▶ [What you need to do] Retype the material below. Keep every word exactly as it is.
Begin Extracted entries
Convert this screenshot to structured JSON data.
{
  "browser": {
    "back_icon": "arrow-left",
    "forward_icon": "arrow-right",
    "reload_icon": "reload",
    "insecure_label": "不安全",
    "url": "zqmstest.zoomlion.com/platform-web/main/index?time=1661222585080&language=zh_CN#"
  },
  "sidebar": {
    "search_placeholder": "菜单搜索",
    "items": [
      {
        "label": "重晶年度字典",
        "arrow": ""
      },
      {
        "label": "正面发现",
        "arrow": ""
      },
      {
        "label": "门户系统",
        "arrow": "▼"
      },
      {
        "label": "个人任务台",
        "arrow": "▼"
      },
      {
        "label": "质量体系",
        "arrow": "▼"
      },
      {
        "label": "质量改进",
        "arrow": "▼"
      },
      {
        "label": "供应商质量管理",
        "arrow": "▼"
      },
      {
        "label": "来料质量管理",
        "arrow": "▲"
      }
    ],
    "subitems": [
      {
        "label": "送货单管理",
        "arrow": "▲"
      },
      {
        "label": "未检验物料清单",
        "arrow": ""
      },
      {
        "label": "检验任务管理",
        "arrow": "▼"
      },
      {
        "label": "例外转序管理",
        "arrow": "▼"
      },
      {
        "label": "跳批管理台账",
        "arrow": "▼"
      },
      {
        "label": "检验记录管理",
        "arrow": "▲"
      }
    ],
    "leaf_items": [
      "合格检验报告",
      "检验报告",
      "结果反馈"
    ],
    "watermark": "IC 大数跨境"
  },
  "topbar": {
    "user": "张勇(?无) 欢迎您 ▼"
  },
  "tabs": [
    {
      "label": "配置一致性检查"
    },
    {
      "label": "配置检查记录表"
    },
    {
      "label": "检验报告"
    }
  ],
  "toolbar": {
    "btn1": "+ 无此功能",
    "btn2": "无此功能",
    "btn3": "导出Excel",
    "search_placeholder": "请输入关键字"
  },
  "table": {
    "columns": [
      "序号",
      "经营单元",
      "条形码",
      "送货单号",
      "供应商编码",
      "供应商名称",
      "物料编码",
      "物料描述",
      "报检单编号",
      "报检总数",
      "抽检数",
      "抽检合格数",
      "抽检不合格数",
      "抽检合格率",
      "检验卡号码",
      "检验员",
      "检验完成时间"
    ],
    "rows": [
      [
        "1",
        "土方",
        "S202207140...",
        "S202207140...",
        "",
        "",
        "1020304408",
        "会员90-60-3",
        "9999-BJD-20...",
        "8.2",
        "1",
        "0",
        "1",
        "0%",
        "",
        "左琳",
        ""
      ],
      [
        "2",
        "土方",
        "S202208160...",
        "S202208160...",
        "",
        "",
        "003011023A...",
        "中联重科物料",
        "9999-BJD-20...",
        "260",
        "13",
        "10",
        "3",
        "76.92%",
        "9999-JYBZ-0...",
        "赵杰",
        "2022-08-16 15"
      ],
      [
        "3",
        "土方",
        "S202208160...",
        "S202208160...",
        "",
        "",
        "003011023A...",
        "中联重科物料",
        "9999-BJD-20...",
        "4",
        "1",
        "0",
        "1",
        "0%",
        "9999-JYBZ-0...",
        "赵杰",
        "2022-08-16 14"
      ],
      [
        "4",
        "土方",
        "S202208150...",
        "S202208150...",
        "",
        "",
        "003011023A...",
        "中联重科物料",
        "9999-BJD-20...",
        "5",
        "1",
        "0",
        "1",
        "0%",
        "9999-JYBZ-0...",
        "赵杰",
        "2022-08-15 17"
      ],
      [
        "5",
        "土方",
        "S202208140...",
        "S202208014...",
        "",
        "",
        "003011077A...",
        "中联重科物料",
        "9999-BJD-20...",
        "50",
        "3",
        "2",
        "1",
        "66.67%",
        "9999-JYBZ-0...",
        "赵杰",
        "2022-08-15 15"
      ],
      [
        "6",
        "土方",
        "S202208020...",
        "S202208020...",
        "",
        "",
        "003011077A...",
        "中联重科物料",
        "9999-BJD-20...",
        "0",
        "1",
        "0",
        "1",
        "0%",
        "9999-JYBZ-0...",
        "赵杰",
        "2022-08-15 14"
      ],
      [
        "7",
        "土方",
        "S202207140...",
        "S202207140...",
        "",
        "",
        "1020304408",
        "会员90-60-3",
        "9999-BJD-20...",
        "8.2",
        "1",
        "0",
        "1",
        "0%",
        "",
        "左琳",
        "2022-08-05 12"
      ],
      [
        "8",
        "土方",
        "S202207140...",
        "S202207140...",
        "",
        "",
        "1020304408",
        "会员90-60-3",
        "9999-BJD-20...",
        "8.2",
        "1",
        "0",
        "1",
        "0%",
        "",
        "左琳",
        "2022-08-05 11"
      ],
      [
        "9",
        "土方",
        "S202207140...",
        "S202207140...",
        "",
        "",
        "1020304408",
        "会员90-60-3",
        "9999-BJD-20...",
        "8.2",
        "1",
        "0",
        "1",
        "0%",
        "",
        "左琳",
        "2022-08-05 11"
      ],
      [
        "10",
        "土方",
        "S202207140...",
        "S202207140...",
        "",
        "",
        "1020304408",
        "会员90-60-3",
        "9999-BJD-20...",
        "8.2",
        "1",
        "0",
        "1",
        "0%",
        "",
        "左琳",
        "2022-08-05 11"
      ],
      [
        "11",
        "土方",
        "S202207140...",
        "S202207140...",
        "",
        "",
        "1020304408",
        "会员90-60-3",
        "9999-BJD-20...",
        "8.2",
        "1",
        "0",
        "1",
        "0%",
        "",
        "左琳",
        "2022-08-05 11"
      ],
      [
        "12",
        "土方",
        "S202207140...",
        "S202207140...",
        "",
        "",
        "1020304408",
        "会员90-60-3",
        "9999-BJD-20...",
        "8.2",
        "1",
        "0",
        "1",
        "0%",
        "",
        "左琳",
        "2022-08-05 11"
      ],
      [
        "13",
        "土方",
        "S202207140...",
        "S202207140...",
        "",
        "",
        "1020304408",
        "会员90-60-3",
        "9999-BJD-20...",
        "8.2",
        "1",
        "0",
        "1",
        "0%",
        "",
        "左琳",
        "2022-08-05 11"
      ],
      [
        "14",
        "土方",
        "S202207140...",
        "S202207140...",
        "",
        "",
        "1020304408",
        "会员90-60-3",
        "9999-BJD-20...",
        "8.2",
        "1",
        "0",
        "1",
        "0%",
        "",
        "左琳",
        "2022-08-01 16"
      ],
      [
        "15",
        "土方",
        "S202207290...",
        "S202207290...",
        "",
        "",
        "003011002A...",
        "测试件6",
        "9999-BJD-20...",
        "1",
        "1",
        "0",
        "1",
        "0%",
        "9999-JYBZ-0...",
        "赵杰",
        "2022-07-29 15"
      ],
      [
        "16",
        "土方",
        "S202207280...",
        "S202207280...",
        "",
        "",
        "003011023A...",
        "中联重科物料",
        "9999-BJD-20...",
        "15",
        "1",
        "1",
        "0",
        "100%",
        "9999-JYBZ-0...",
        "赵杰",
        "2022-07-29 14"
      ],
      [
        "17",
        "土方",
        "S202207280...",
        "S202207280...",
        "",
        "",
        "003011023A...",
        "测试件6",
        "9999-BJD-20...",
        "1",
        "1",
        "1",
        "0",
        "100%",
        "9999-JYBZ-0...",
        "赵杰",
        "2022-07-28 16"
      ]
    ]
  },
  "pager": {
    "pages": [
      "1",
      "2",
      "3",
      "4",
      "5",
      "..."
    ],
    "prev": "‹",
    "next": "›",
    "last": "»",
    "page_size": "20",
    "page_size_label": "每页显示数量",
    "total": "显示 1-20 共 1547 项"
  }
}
End Extracted entries
▶ [Reply to the exercise]
Convert this screenshot to structured JSON data.
{
  "browser": {
    "back_icon": "arrow-left",
    "forward_icon": "arrow-right",
    "reload_icon": "reload",
    "insecure_label": "不安全",
    "url": "zqmstest.zoomlion.com/platform-web/main/index?time=1661222585080&language=zh_CN#"
  },
  "sidebar": {
    "search_placeholder": "菜单搜索",
    "items": [
      {
        "label": "重晶年度字典",
        "arrow": ""
      },
      {
        "label": "正面发现",
        "arrow": ""
      },
      {
        "label": "门户系统",
        "arrow": "▼"
      },
      {
        "label": "个人任务台",
        "arrow": "▼"
      },
      {
        "label": "质量体系",
        "arrow": "▼"
      },
      {
        "label": "质量改进",
        "arrow": "▼"
      },
      {
        "label": "供应商质量管理",
        "arrow": "▼"
      },
      {
        "label": "来料质量管理",
        "arrow": "▲"
      }
    ],
    "subitems": [
      {
        "label": "送货单管理",
        "arrow": "▲"
      },
      {
        "label": "未检验物料清单",
        "arrow": ""
      },
      {
        "label": "检验任务管理",
        "arrow": "▼"
      },
      {
        "label": "例外转序管理",
        "arrow": "▼"
      },
      {
        "label": "跳批管理台账",
        "arrow": "▼"
      },
      {
        "label": "检验记录管理",
        "arrow": "▲"
      }
    ],
    "leaf_items": [
      "合格检验报告",
      "检验报告",
      "结果反馈"
    ],
    "watermark": "IC 大数跨境"
  },
  "topbar": {
    "user": "张勇(?无) 欢迎您 ▼"
  },
  "tabs": [
    {
      "label": "配置一致性检查"
    },
    {
      "label": "配置检查记录表"
    },
    {
      "label": "检验报告"
    }
  ],
  "toolbar": {
    "btn1": "+ 无此功能",
    "btn2": "无此功能",
    "btn3": "导出Excel",
    "search_placeholder": "请输入关键字"
  },
  "table": {
    "columns": [
      "序号",
      "经营单元",
      "条形码",
      "送货单号",
      "供应商编码",
      "供应商名称",
      "物料编码",
      "物料描述",
      "报检单编号",
      "报检总数",
      "抽检数",
      "抽检合格数",
      "抽检不合格数",
      "抽检合格率",
      "检验卡号码",
      "检验员",
      "检验完成时间"
    ],
    "rows": [
      [
        "1",
        "土方",
        "S202207140...",
        "S202207140...",
        "",
        "",
        "1020304408",
        "会员90-60-3",
        "9999-BJD-20...",
        "8.2",
        "1",
        "0",
        "1",
        "0%",
        "",
        "左琳",
        ""
      ],
      [
        "2",
        "土方",
        "S202208160...",
        "S202208160...",
        "",
        "",
        "003011023A...",
        "中联重科物料",
        "9999-BJD-20...",
        "260",
        "13",
        "10",
        "3",
        "76.92%",
        "9999-JYBZ-0...",
        "赵杰",
        "2022-08-16 15"
      ],
      [
        "3",
        "土方",
        "S202208160...",
        "S202208160...",
        "",
        "",
        "003011023A...",
        "中联重科物料",
        "9999-BJD-20...",
        "4",
        "1",
        "0",
        "1",
        "0%",
        "9999-JYBZ-0...",
        "赵杰",
        "2022-08-16 14"
      ],
      [
        "4",
        "土方",
        "S202208150...",
        "S202208150...",
        "",
        "",
        "003011023A...",
        "中联重科物料",
        "9999-BJD-20...",
        "5",
        "1",
        "0",
        "1",
        "0%",
        "9999-JYBZ-0...",
        "赵杰",
        "2022-08-15 17"
      ],
      [
        "5",
        "土方",
        "S202208140...",
        "S202208014...",
        "",
        "",
        "003011077A...",
        "中联重科物料",
        "9999-BJD-20...",
        "50",
        "3",
        "2",
        "1",
        "66.67%",
        "9999-JYBZ-0...",
        "赵杰",
        "2022-08-15 15"
      ],
      [
        "6",
        "土方",
        "S202208020...",
        "S202208020...",
        "",
        "",
        "003011077A...",
        "中联重科物料",
        "9999-BJD-20...",
        "0",
        "1",
        "0",
        "1",
        "0%",
        "9999-JYBZ-0...",
        "赵杰",
        "2022-08-15 14"
      ],
      [
        "7",
        "土方",
        "S202207140...",
        "S202207140...",
        "",
        "",
        "1020304408",
        "会员90-60-3",
        "9999-BJD-20...",
        "8.2",
        "1",
        "0",
        "1",
        "0%",
        "",
        "左琳",
        "2022-08-05 12"
      ],
      [
        "8",
        "土方",
        "S202207140...",
        "S202207140...",
        "",
        "",
        "1020304408",
        "会员90-60-3",
        "9999-BJD-20...",
        "8.2",
        "1",
        "0",
        "1",
        "0%",
        "",
        "左琳",
        "2022-08-05 11"
      ],
      [
        "9",
        "土方",
        "S202207140...",
        "S202207140...",
        "",
        "",
        "1020304408",
        "会员90-60-3",
        "9999-BJD-20...",
        "8.2",
        "1",
        "0",
        "1",
        "0%",
        "",
        "左琳",
        "2022-08-05 11"
      ],
      [
        "10",
        "土方",
        "S202207140...",
        "S202207140...",
        "",
        "",
        "1020304408",
        "会员90-60-3",
        "9999-BJD-20...",
        "8.2",
        "1",
        "0",
        "1",
        "0%",
        "",
        "左琳",
        "2022-08-05 11"
      ],
      [
        "11",
        "土方",
        "S202207140...",
        "S202207140...",
        "",
        "",
        "1020304408",
        "会员90-60-3",
        "9999-BJD-20...",
        "8.2",
        "1",
        "0",
        "1",
        "0%",
        "",
        "左琳",
        "2022-08-05 11"
      ],
      [
        "12",
        "土方",
        "S202207140...",
        "S202207140...",
        "",
        "",
        "1020304408",
        "会员90-60-3",
        "9999-BJD-20...",
        "8.2",
        "1",
        "0",
        "1",
        "0%",
        "",
        "左琳",
        "2022-08-05 11"
      ],
      [
        "13",
        "土方",
        "S202207140...",
        "S202207140...",
        "",
        "",
        "1020304408",
        "会员90-60-3",
        "9999-BJD-20...",
        "8.2",
        "1",
        "0",
        "1",
        "0%",
        "",
        "左琳",
        "2022-08-05 11"
      ],
      [
        "14",
        "土方",
        "S202207140...",
        "S202207140...",
        "",
        "",
        "1020304408",
        "会员90-60-3",
        "9999-BJD-20...",
        "8.2",
        "1",
        "0",
        "1",
        "0%",
        "",
        "左琳",
        "2022-08-01 16"
      ],
      [
        "15",
        "土方",
        "S202207290...",
        "S202207290...",
        "",
        "",
        "003011002A...",
        "测试件6",
        "9999-BJD-20...",
        "1",
        "1",
        "0",
        "1",
        "0%",
        "9999-JYBZ-0...",
        "赵杰",
        "2022-07-29 15"
      ],
      [
        "16",
        "土方",
        "S202207280...",
        "S202207280...",
        "",
        "",
        "003011023A...",
        "中联重科物料",
        "9999-BJD-20...",
        "15",
        "1",
        "1",
        "0",
        "100%",
        "9999-JYBZ-0...",
        "赵杰",
        "2022-07-29 14"
      ],
      [
        "17",
        "土方",
        "S202207280...",
        "S202207280...",
        "",
        "",
        "003011023A...",
        "测试件6",
        "9999-BJD-20...",
        "1",
        "1",
        "1",
        "0",
        "100%",
        "9999-JYBZ-0...",
        "赵杰",
        "2022-07-28 16"
      ]
    ]
  },
  "pager": {
    "pages": [
      "1",
      "2",
      "3",
      "4",
      "5",
      "..."
    ],
    "prev": "‹",
    "next": "›",
    "last": "»",
    "page_size": "20",
    "page_size_label": "每页显示数量",
    "total": "显示 1-20 共 1547 项"
  }
}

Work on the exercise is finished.